Look through the entries below and count the lines with the word "document" in them; give only the number.

====

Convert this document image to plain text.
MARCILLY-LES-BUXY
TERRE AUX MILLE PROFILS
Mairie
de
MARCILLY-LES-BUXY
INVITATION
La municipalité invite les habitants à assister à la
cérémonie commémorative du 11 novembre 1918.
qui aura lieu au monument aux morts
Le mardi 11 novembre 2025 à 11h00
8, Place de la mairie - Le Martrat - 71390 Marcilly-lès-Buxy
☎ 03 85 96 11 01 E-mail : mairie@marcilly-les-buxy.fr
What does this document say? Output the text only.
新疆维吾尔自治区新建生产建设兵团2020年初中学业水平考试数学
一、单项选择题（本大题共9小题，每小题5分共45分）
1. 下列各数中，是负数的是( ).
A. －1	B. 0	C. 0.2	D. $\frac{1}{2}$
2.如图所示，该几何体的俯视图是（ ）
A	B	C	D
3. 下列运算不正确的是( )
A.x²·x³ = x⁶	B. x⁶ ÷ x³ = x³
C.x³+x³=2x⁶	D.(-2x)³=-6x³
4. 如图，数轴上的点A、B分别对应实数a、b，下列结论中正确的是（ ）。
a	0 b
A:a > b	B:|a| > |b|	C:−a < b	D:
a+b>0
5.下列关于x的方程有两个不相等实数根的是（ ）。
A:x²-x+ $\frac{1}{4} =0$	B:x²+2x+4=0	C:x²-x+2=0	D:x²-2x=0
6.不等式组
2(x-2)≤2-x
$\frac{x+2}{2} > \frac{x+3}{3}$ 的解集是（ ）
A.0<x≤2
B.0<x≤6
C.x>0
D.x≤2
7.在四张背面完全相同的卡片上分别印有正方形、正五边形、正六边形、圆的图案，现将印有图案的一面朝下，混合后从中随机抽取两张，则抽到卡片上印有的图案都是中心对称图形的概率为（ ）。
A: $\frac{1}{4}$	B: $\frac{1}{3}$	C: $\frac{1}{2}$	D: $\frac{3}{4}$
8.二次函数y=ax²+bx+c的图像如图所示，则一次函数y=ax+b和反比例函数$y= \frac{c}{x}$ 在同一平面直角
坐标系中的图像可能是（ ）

====

▸ THE OUTPUT:
2